**本文**
━━━━━━━━━━━━━━━━━━━━
『小島の春』('40)
監督 豊田四郎


 よくぞ掘り起こしてくるといつも感心する「小夏の映画会」の今回の上映作品は、昭和十五年のキネ旬ベストテン第1位の作品だそうだ。なんと62年前、太平洋戦争に突入する前年、大政翼賛会の結成された年の映画だということになる。1996年に90年の永きに渡って続いてきたハンセン病患者の隔離政策を規定した「らい予防法」が廃止されたが、この作品は、画期的な治療薬だったという「プロミン」の国内での使用が始まる6年前の映画で、岡山県の長島愛生園という国立療養所に勤務していた女医の手記が原作となる映画だとのこと。隔離政策を患者のためにもよいことと信じ、各地を回って隠れている患者を説得し、療養所への入所を促すことに誠実に取り組んでいる姿が描かれていた。

 驚いたのは、当日会場で配布もしていた2001年版の県の作った啓発用リーフレットの見開きにある「ハンセン病とは…」に続く最初の項目が未だに「遺伝病ではありません。」となっていることだった。62年前の戦前の映画のなかでも主人公の女医小山先生(夏川静江)が村人に遺伝病ではないことを教えていて、伝染病だから隔離治療が必要なのだと説いていた。そして、偏見や差別から彼らを守り、患者を抱えた家族を助けるためにも隔離が必要だと篤実に訴え掛けていた。当時の社会では、患者の存在自体がタブー視されていたのだろうから、不幸なる患者やその家族に目を向けて彼らのために健気に働く女医の姿は、美しく立派なものとして描かれており、それが人々の感動を誘ったのであろう。それはそれで仕方のない事情なのかもしれない。しかし、今では伝染病と言っても、極めて感染力の弱い病気だということが知られているし、説得とは言っても同意しなければ、最終的には警察力を行使して強制執行できる枠組みのなかでの説得なのだ。背後にある強権力のことを映画も隠してはいなかったが、むしろ、そのように運命づけられ、自由選択の余地がないからこそ、自らの意思で療養所行きを選択できる心境に導いてやる説得が意義深いのだというスタンスだったように思う。
━━━━━━━━━━━━━━━━━━━━
**記録一覧**

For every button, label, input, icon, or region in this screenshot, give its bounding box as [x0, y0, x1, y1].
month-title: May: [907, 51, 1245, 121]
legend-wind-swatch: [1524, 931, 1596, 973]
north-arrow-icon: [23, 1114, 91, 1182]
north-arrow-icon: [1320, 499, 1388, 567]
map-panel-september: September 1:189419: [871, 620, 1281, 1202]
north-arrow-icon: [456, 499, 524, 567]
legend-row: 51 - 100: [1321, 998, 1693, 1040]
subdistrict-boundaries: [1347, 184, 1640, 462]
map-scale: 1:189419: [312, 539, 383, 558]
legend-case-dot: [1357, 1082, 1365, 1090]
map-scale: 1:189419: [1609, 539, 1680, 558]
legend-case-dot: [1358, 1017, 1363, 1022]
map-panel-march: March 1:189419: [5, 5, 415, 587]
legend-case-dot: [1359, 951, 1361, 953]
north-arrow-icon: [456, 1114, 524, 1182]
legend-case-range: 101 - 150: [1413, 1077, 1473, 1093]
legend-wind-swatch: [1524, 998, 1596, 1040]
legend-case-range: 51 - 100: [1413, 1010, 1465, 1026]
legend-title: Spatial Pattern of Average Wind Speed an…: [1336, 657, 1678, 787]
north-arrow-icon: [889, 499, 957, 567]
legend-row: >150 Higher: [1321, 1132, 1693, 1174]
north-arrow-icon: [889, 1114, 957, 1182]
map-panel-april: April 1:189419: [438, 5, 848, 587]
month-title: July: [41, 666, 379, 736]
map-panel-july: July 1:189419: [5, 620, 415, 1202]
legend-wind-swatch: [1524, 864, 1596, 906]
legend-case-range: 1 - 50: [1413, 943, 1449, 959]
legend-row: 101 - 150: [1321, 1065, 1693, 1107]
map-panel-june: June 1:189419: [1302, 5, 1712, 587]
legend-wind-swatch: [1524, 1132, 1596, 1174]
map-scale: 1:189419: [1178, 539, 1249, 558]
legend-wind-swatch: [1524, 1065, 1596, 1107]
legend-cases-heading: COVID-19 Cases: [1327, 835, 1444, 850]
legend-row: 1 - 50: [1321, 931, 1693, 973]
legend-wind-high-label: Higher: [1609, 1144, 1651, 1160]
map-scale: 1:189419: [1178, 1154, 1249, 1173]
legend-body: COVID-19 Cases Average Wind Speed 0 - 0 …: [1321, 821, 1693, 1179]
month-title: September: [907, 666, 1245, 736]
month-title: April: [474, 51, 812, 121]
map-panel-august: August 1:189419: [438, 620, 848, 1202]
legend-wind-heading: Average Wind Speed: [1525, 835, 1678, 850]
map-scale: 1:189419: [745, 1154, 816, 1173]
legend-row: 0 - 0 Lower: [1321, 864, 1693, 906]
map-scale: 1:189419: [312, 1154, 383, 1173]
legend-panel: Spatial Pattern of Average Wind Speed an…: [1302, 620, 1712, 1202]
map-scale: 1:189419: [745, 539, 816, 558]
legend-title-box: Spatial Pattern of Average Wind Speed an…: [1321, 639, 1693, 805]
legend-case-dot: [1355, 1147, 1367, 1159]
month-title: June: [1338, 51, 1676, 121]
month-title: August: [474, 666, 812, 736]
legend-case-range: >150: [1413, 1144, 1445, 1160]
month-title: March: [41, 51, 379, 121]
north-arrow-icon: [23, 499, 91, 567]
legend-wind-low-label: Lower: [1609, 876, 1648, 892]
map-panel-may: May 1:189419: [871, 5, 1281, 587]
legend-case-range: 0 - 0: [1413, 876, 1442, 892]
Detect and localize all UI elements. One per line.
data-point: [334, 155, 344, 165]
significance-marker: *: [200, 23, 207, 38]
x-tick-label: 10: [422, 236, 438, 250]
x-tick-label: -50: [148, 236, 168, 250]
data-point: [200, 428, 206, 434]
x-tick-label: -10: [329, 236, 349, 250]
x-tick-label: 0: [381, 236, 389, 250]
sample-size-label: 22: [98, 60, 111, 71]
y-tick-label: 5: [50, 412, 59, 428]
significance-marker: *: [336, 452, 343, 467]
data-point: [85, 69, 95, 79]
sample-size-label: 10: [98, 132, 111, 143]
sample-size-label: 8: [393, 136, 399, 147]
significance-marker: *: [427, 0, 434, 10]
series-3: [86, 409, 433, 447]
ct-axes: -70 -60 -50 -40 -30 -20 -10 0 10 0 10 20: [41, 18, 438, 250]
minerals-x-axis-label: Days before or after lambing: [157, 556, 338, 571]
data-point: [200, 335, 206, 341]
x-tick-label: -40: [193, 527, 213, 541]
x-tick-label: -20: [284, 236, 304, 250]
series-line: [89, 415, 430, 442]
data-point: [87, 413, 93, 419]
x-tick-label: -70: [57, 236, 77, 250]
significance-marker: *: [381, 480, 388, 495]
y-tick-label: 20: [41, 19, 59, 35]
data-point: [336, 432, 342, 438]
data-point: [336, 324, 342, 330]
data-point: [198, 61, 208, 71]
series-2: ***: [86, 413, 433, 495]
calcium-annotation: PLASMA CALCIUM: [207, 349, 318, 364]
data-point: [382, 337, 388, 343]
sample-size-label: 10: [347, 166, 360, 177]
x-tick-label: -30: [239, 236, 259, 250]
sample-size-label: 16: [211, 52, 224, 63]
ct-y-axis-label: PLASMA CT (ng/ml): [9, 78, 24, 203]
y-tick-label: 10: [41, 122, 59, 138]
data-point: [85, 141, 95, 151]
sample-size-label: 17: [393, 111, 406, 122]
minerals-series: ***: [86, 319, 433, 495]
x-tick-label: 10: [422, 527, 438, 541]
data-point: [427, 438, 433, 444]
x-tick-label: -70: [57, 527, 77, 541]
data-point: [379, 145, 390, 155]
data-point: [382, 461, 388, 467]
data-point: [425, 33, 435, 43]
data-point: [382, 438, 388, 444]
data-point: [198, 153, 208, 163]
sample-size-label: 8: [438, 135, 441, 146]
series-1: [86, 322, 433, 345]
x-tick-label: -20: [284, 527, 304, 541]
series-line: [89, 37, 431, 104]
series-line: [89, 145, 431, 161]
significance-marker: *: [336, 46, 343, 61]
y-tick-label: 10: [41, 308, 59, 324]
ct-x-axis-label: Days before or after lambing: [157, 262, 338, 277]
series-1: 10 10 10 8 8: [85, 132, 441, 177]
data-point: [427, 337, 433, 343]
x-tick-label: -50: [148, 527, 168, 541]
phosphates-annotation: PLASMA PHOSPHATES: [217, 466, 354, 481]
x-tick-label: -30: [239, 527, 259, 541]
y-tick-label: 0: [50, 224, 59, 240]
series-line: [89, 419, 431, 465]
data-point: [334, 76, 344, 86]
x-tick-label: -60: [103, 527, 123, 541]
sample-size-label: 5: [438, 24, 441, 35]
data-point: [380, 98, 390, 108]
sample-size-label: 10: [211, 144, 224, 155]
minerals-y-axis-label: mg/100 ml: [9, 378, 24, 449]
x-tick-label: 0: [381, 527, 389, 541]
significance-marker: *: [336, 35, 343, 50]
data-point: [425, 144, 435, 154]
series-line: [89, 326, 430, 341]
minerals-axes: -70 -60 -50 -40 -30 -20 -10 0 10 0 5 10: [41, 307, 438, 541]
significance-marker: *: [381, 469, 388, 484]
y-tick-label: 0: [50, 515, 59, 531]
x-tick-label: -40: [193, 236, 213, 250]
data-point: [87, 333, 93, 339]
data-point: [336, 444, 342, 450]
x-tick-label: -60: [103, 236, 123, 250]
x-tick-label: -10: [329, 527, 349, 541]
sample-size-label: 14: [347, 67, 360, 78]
━━━━━━━━━━━━━━━━━━━━
**課題**
1. 「小島の春」の文章から、「よくぞ掘り起こしてくるといつ」から「組んでいる姿が描かれていた。」までをそのまま書き写すこと。
2. 次の(a)〜(c)が「小島の春」の文章の内容と合っているかどうか、それぞれ「はい」か「いいえ」で答え、判断の決め手となる本文の語句をそのまま引用せよ。
(a) この映画は昭和十五年のキネ旬ベストテンで第1位になった作品である。
(b) 原作は、東京の国立療養所に勤務していた医師の手記である。
(c) 映画の中で小山先生は、ハンセン病は遺伝病だと村人に説いていた。

**課題別の解答**
1.
よくぞ掘り起こしてくるといつも感心する「小夏の映画会」の今回の上映作品は、昭和十五年のキネ旬ベストテン第1位の作品だそうだ。なんと62年前、太平洋戦争に突入する前年、大政翼賛会の結成された年の映画だということになる。1996年に90年の永きに渡って続いてきたハンセン病患者の隔離政策を規定した「らい予防法」が廃止されたが、この作品は、画期的な治療薬だったという「プロミン」の国内での使用が始まる6年前の映画で、岡山県の長島愛生園という国立療養所に勤務していた女医の手記が原作となる映画だとのこと。隔離政策を患者のためにもよいことと信じ、各地を回って隠れている患者を説得し、療養所への入所を促すことに誠実に取り組んでいる姿が描かれていた。

2.
(a) はい。「昭和十五年のキネ旬ベストテン第1位の作品だそうだ」
(b) いいえ。「岡山県の長島愛生園という国立療養所に勤務していた女医の手記が原作となる映画だとのこと」
(c) いいえ。「主人公の女医小山先生(夏川静江)が村人に遺伝病ではないことを教えていて」